What to produce: Can you rewrite the lines of the listing as a numbered list, starting at the line containing "minimize-traffic-light[interactable] [659,13,672,26]" and ending at the line containing "tab-discretize-data[interactable]: Discretize Data", with any blank lines left out?

(Portion of a data file)
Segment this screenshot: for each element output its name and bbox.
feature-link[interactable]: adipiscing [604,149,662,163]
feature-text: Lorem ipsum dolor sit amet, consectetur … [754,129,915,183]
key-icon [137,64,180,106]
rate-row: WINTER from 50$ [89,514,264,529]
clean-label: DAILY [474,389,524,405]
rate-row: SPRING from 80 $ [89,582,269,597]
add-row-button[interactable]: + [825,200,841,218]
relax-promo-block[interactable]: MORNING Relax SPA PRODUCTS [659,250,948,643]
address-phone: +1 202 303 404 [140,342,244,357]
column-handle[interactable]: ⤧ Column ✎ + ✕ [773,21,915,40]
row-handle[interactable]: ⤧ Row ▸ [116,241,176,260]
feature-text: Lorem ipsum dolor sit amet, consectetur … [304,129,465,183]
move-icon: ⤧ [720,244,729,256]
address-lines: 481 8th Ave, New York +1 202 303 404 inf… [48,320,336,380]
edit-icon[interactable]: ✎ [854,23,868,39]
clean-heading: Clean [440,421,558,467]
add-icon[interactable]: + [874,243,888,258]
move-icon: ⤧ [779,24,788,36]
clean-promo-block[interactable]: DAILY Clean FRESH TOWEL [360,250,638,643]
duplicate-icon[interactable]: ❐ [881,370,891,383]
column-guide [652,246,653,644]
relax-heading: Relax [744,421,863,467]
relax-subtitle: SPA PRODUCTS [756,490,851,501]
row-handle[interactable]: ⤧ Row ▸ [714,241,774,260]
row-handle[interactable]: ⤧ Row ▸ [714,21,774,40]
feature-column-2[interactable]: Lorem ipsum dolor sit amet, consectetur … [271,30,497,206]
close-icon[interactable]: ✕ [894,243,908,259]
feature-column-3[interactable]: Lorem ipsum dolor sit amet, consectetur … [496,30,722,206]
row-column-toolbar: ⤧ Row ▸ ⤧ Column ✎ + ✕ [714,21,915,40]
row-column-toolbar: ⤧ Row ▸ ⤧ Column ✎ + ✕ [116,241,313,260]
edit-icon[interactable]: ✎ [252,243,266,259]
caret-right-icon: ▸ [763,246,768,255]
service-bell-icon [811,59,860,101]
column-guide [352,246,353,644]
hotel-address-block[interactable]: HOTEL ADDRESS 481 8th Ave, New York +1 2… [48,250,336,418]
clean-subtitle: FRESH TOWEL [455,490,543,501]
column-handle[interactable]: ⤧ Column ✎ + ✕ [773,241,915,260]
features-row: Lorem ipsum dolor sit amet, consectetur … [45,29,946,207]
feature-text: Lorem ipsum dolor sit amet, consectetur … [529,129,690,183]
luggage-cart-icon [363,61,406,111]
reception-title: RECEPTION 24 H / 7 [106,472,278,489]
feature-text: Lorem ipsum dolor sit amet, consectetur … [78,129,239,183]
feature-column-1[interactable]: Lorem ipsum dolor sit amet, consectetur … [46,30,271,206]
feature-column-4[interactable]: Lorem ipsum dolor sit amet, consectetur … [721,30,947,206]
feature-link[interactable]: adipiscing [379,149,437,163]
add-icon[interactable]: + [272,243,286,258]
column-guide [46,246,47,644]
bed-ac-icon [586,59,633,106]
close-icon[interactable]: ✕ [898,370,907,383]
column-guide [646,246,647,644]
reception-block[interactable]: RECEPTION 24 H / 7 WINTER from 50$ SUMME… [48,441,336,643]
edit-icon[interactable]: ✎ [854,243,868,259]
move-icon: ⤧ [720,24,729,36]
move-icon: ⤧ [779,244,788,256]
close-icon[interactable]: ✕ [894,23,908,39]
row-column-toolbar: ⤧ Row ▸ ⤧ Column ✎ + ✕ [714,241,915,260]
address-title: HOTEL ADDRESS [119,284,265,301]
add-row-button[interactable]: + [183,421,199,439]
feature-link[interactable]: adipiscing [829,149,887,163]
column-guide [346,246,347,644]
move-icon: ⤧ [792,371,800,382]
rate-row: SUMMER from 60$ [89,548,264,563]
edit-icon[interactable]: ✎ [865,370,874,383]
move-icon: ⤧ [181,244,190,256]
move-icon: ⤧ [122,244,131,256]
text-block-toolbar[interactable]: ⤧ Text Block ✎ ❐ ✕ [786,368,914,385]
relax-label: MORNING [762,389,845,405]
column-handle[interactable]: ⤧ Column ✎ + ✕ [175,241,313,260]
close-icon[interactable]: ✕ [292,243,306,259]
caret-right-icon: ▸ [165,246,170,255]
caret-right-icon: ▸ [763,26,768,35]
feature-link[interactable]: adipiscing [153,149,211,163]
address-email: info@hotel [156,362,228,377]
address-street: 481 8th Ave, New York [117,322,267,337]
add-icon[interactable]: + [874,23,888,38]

==

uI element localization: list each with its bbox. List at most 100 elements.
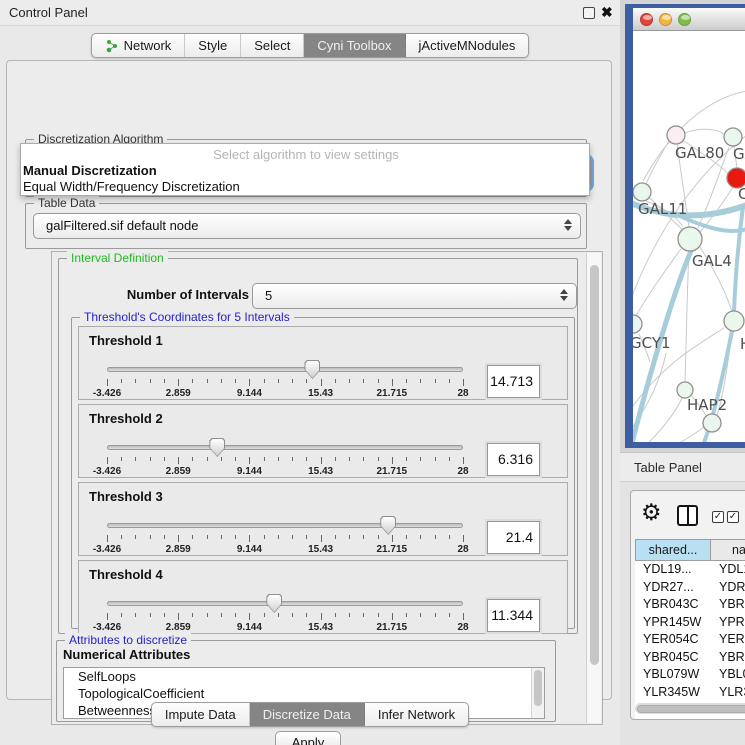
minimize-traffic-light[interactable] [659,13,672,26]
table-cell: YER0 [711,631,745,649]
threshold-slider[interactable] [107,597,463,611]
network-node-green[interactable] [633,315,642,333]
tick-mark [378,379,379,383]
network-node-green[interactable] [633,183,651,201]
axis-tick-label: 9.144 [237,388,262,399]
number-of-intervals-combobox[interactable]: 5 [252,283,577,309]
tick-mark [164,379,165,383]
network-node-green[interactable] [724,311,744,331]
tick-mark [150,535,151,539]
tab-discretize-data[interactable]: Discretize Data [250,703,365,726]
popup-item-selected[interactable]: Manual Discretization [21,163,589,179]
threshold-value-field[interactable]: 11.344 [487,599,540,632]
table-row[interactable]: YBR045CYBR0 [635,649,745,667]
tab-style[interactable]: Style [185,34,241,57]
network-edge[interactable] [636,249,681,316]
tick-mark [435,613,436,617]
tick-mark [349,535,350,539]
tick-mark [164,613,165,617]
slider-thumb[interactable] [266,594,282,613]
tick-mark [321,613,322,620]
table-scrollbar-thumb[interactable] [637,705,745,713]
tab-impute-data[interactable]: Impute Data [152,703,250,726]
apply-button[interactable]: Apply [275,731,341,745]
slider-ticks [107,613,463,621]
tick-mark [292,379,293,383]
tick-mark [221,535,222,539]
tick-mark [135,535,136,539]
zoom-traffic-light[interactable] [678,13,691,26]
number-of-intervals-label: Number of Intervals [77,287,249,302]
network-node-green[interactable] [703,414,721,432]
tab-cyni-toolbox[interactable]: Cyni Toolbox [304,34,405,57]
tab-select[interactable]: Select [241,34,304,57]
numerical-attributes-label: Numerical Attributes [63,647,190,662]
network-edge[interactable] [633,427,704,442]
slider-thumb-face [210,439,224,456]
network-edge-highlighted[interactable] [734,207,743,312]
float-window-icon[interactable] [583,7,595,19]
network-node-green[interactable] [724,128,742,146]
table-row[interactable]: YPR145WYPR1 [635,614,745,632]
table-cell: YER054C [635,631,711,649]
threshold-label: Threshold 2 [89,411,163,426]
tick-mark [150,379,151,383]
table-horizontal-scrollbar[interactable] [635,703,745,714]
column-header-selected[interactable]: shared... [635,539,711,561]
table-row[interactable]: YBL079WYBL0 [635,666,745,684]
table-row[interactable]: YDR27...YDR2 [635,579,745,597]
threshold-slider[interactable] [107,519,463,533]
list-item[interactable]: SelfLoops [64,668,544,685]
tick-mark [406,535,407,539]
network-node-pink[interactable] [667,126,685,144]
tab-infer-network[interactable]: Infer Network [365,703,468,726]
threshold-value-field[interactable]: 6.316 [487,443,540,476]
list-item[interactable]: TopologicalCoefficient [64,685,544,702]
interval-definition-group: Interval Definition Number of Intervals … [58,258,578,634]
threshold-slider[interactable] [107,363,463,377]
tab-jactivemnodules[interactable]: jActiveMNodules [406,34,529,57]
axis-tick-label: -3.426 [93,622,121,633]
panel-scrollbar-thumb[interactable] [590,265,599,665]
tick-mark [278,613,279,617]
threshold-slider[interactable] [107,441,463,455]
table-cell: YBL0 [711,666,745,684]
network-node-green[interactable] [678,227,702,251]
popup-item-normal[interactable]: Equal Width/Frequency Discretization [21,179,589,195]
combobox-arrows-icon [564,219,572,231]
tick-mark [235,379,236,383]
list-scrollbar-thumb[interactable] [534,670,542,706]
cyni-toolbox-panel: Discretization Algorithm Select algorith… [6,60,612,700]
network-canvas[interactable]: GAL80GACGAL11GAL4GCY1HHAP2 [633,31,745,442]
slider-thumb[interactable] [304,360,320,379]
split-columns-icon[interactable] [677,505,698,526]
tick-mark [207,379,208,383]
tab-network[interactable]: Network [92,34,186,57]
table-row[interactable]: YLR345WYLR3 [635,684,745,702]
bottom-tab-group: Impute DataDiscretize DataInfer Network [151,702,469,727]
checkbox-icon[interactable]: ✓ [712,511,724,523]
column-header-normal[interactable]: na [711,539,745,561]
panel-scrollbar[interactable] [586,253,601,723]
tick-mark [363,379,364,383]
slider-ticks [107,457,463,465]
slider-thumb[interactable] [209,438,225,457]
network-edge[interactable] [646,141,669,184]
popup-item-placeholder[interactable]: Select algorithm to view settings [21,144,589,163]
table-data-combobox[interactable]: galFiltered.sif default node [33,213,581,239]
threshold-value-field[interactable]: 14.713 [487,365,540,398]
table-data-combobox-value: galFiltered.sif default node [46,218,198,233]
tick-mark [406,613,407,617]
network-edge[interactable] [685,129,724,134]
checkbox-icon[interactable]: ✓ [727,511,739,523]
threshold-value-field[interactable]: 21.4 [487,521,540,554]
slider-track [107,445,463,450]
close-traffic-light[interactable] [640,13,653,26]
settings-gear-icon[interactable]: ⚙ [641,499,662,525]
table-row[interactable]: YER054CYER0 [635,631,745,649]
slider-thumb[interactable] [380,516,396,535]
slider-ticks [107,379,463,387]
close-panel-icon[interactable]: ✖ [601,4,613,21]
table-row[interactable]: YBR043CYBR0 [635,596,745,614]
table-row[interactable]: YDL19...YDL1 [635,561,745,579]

Task answer:
1. minimize-traffic-light[interactable] [659,13,672,26]
2. table-cell: YER0 [711,631,745,649]
3. threshold-slider[interactable] [107,597,463,611]
4. network-node-green[interactable] [633,315,642,333]
5. tick-mark [378,379,379,383]
6. network-node-green[interactable] [633,183,651,201]
7. axis-tick-label: 9.144 [237,388,262,399]
8. number-of-intervals-combobox[interactable]: 5 [252,283,577,309]
9. tick-mark [164,379,165,383]
10. network-node-green[interactable] [724,311,744,331]
11. tick-mark [150,535,151,539]
12. tab-discretize-data[interactable]: Discretize Data [250,703,365,726]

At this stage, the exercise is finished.